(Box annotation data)

__________________________________________________

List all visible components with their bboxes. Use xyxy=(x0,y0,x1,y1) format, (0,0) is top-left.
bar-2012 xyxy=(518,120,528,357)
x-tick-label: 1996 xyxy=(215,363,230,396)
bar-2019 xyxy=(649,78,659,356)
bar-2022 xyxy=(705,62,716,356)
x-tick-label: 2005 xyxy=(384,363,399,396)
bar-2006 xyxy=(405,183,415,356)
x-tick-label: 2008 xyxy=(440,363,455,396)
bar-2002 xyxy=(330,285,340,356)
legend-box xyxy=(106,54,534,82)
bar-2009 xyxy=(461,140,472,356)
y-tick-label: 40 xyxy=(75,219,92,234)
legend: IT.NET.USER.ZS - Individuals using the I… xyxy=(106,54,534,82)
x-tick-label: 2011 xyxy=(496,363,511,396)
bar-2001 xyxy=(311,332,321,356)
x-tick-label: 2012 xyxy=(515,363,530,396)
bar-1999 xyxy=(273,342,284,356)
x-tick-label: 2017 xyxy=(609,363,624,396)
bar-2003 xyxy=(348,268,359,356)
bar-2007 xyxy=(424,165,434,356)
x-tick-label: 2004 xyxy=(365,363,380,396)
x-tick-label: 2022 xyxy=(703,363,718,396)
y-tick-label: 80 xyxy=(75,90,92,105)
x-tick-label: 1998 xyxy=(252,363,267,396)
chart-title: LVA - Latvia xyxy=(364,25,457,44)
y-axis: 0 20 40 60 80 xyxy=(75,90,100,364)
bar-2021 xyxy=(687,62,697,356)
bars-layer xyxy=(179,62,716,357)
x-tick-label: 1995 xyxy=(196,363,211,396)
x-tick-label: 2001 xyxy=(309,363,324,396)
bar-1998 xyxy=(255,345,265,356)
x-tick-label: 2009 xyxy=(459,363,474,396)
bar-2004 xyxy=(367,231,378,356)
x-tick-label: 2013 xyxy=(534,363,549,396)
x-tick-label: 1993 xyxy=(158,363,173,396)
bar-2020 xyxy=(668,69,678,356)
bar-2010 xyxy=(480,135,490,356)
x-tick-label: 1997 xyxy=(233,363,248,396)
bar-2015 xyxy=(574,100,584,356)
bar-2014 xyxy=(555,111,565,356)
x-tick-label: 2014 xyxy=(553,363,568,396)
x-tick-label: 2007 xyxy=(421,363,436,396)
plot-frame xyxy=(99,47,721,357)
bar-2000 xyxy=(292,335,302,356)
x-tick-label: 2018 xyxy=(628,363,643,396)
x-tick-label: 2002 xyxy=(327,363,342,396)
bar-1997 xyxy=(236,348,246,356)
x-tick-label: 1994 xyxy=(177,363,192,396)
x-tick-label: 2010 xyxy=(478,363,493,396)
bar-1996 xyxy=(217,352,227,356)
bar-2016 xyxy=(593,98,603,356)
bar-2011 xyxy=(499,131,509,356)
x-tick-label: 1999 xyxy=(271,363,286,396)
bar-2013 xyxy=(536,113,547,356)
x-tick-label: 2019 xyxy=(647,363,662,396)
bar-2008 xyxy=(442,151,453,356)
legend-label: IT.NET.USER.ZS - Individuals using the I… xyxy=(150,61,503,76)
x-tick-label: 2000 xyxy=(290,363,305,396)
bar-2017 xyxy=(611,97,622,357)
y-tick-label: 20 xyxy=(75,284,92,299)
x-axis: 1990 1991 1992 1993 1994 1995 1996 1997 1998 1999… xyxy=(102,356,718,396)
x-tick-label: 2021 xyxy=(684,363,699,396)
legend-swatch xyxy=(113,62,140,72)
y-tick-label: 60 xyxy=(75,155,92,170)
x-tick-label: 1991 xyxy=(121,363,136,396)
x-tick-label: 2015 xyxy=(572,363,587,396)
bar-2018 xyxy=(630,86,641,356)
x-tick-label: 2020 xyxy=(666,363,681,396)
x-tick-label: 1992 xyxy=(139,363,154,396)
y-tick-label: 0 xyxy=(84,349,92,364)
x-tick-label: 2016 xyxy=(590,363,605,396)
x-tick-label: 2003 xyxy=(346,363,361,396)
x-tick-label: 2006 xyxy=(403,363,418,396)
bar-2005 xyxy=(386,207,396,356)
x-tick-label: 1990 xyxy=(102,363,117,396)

__________________________________________________

• **Task**: Count the lines in the records above that contain the string "Individuals". Case counts. Give only the number.

• **Completed task**: 2